Records from a collection
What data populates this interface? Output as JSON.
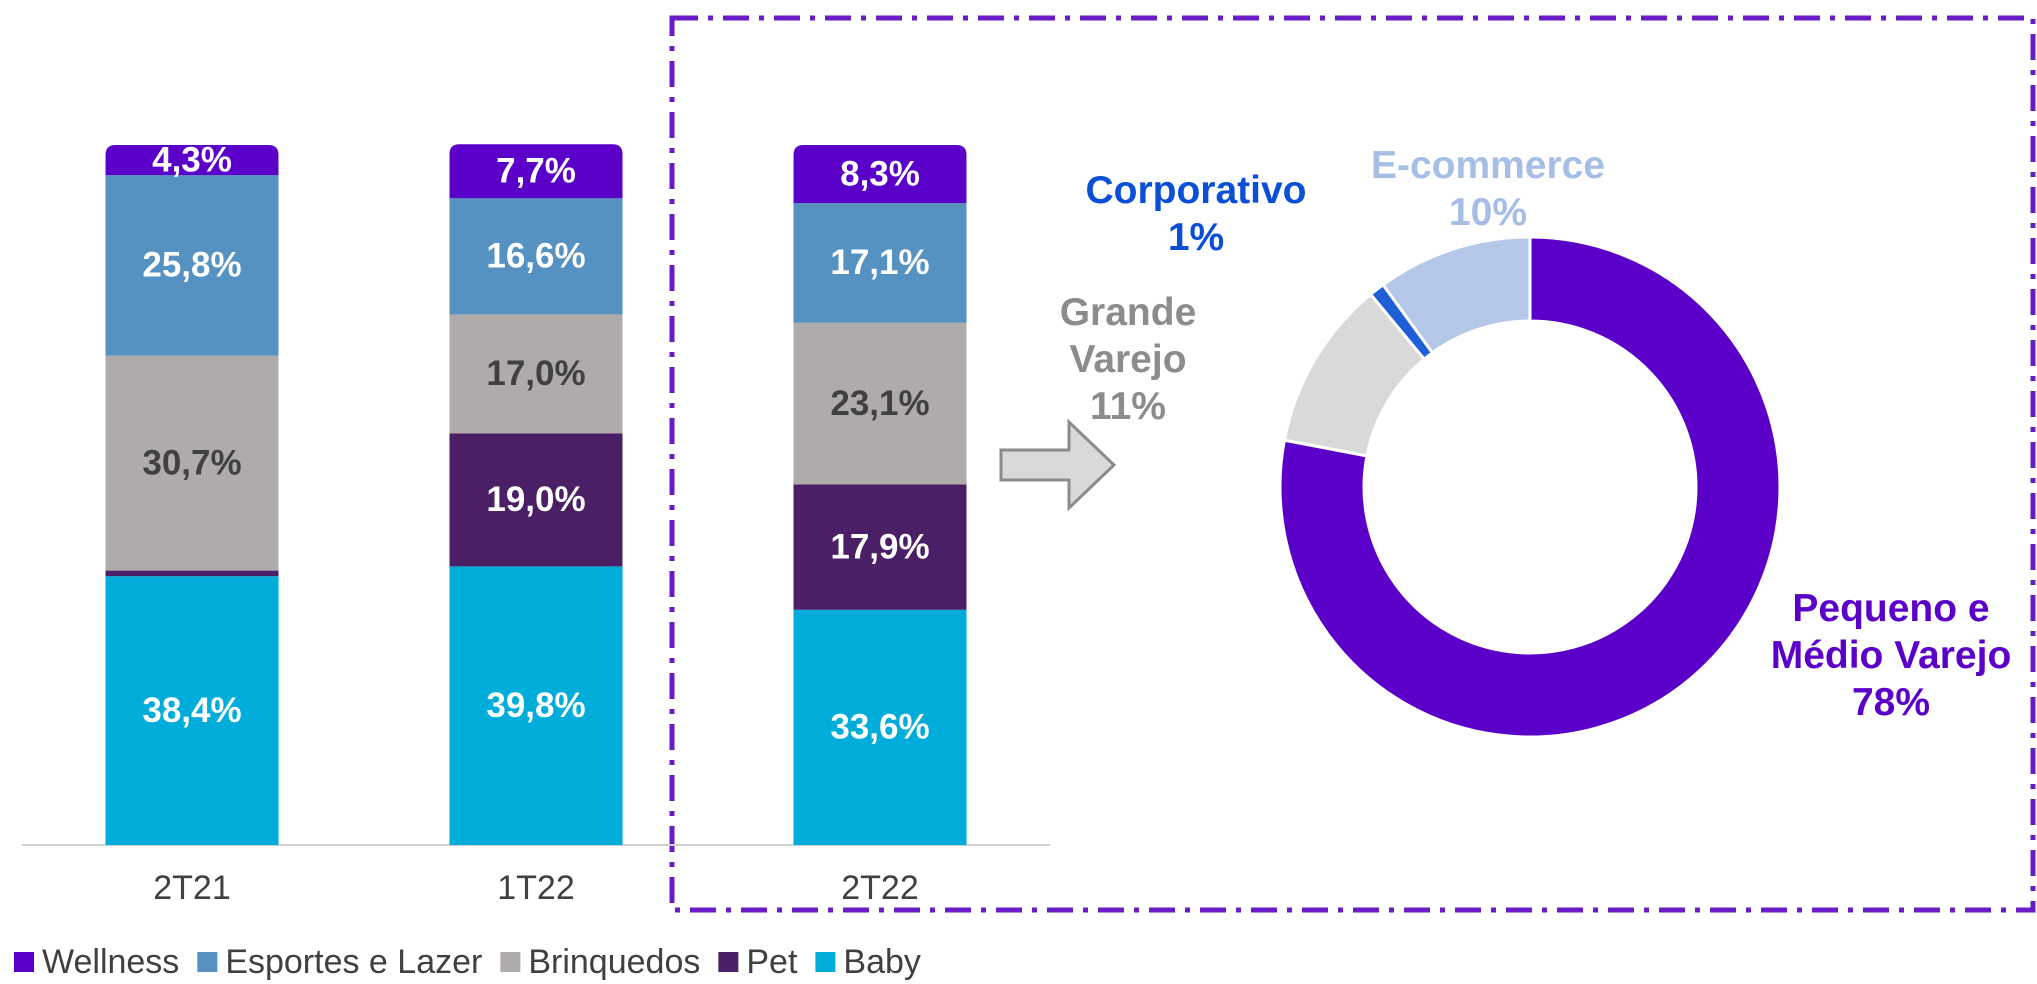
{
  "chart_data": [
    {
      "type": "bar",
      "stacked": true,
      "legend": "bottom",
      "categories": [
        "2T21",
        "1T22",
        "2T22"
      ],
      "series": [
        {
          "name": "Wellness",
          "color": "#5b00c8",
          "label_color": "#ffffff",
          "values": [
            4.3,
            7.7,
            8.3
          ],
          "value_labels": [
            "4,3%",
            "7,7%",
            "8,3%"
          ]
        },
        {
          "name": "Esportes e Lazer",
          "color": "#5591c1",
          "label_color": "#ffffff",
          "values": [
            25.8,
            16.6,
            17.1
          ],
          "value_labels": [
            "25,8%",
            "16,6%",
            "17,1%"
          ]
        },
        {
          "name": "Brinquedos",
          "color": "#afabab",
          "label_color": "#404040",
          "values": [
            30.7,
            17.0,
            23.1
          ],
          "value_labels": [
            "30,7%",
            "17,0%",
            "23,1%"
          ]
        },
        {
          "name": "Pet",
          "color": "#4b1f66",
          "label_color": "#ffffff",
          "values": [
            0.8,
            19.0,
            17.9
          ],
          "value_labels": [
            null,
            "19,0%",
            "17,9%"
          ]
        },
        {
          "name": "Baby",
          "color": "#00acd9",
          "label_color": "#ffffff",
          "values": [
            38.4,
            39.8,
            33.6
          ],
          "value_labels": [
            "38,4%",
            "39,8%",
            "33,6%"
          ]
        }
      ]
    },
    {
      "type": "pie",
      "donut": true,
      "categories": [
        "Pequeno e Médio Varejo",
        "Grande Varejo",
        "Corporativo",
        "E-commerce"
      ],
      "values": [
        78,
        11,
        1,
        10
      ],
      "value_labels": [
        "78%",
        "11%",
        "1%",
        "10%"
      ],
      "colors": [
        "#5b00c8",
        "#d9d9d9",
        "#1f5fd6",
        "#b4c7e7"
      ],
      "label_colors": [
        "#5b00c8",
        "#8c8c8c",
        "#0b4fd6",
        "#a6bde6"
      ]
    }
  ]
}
* * *
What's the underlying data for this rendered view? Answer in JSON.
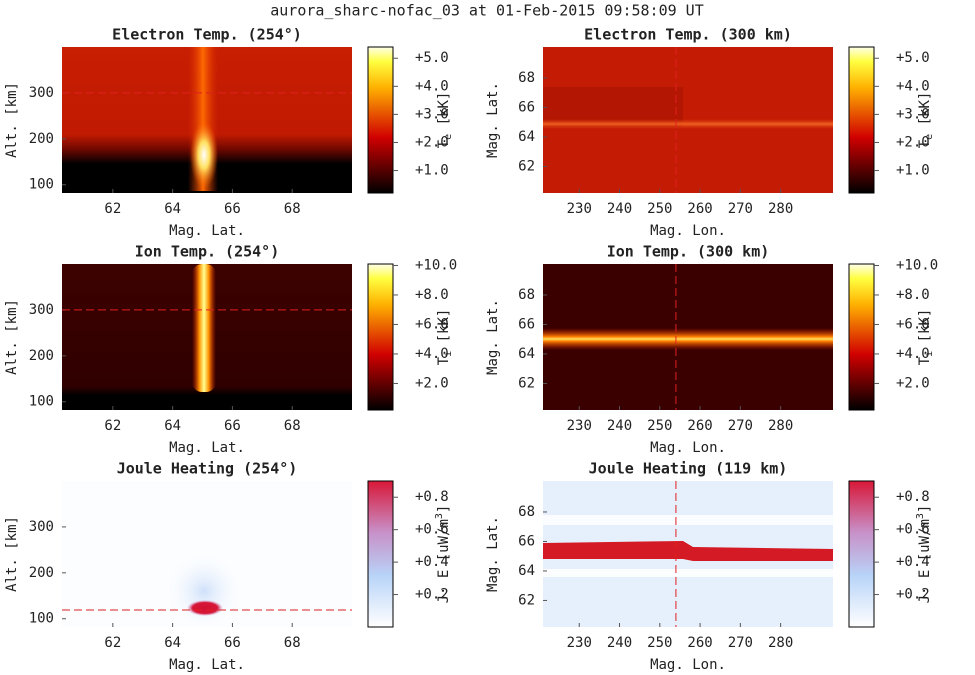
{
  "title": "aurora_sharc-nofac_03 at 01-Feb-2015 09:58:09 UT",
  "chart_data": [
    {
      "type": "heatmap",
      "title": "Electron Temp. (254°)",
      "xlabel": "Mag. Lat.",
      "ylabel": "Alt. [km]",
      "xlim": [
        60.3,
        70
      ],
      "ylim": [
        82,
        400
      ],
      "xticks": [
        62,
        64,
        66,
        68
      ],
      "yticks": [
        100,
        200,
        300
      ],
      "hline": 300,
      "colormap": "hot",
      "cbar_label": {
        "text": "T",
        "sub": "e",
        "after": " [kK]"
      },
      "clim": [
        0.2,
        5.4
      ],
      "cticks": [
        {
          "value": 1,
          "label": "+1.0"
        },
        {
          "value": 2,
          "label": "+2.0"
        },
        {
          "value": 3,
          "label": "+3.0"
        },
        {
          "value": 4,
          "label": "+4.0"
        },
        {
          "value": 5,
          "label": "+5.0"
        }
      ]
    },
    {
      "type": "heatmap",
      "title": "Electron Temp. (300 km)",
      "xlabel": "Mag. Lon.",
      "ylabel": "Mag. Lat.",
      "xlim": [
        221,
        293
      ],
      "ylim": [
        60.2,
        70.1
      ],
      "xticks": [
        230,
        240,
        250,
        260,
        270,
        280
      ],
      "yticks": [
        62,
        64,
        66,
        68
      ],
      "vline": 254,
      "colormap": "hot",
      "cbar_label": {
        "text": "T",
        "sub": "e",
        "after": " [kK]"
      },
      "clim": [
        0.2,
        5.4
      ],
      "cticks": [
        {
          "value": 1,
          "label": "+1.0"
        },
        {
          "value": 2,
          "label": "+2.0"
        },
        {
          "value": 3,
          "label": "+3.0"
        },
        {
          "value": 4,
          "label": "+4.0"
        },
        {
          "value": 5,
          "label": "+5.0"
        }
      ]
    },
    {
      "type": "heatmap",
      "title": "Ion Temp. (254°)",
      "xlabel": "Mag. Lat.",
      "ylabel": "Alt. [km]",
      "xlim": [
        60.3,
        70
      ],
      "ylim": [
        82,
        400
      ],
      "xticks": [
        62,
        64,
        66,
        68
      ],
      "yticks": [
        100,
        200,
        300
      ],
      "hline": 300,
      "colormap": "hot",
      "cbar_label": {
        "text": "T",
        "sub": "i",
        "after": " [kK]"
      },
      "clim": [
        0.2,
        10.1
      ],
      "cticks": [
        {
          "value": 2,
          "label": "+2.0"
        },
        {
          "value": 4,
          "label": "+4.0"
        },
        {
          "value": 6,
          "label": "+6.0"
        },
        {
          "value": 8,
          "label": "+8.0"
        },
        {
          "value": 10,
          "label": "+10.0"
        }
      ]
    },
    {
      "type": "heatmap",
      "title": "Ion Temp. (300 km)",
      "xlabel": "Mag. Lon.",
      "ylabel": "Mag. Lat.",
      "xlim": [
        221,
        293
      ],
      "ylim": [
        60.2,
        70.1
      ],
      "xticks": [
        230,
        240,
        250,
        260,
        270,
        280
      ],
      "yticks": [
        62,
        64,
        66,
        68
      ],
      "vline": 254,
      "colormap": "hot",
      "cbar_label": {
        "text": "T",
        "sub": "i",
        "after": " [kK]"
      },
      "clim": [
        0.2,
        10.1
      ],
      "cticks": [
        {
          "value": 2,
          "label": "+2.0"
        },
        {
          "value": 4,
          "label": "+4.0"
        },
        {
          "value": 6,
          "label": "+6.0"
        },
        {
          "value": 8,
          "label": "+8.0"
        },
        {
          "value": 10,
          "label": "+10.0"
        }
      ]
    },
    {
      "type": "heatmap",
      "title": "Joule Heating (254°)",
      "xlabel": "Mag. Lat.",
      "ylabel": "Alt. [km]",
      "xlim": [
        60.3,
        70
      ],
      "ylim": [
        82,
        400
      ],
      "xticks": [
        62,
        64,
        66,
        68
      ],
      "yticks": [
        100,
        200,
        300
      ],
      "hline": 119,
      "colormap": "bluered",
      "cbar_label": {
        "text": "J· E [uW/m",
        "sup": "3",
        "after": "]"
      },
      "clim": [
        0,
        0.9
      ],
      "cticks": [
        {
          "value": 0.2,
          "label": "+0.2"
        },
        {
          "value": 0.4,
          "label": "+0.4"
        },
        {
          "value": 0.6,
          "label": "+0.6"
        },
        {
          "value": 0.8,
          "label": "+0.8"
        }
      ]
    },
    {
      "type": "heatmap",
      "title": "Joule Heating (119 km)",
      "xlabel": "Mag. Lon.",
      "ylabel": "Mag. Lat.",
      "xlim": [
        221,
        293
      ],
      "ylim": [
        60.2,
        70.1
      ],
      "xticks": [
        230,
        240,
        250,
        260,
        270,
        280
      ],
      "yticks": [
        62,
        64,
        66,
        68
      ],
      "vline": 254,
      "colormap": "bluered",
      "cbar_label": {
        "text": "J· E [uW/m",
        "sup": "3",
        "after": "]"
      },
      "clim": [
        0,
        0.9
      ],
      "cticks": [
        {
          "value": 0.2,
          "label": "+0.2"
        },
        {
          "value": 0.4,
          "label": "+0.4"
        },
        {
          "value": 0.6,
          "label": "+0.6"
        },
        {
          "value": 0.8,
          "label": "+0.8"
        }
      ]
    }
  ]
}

#### REQUIREMENT:
Tell how many lines of the data above hold the string "Joule". Give only the number.

#### OUTPUT OF THE TASK:
2